AVAILABLE RECORDS:
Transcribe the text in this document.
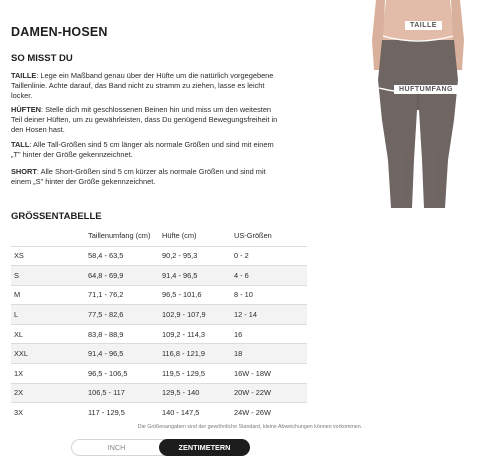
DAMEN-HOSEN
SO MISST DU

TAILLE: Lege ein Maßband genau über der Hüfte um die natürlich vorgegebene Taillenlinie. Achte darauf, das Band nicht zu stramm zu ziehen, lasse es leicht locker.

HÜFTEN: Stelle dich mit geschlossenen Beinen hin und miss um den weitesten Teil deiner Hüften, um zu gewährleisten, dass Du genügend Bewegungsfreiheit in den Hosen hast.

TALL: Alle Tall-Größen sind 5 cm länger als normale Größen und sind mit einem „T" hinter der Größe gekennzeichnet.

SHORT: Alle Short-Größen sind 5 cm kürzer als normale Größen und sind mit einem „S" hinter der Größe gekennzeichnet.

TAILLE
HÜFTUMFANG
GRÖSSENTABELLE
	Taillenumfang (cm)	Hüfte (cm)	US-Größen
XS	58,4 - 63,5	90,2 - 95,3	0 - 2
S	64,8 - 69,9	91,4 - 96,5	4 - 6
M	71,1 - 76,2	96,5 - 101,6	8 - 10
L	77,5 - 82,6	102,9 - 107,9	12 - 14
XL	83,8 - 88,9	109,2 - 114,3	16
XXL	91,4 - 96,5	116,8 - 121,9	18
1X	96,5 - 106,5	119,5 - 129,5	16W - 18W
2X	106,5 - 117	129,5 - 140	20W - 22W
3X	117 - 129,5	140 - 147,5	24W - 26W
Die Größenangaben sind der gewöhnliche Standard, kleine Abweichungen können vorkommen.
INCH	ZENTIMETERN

EXERCISE BRIEF: Every record is to be reproduced exactly, with no pictures included.

WRITTEN REPLY:
Transcribe the text in this document.
DAMEN-HOSEN
SO MISST DU

TAILLE: Lege ein Maßband genau über der Hüfte um die natürlich vorgegebene Taillenlinie. Achte darauf, das Band nicht zu stramm zu ziehen, lasse es leicht locker.

HÜFTEN: Stelle dich mit geschlossenen Beinen hin und miss um den weitesten Teil deiner Hüften, um zu gewährleisten, dass Du genügend Bewegungsfreiheit in den Hosen hast.

TALL: Alle Tall-Größen sind 5 cm länger als normale Größen und sind mit einem „T" hinter der Größe gekennzeichnet.

SHORT: Alle Short-Größen sind 5 cm kürzer als normale Größen und sind mit einem „S" hinter der Größe gekennzeichnet.

TAILLE
HÜFTUMFANG
GRÖSSENTABELLE
	Taillenumfang (cm)	Hüfte (cm)	US-Größen
XS	58,4 - 63,5	90,2 - 95,3	0 - 2
S	64,8 - 69,9	91,4 - 96,5	4 - 6
M	71,1 - 76,2	96,5 - 101,6	8 - 10
L	77,5 - 82,6	102,9 - 107,9	12 - 14
XL	83,8 - 88,9	109,2 - 114,3	16
XXL	91,4 - 96,5	116,8 - 121,9	18
1X	96,5 - 106,5	119,5 - 129,5	16W - 18W
2X	106,5 - 117	129,5 - 140	20W - 22W
3X	117 - 129,5	140 - 147,5	24W - 26W
Die Größenangaben sind der gewöhnliche Standard, kleine Abweichungen können vorkommen.
INCH	ZENTIMETERN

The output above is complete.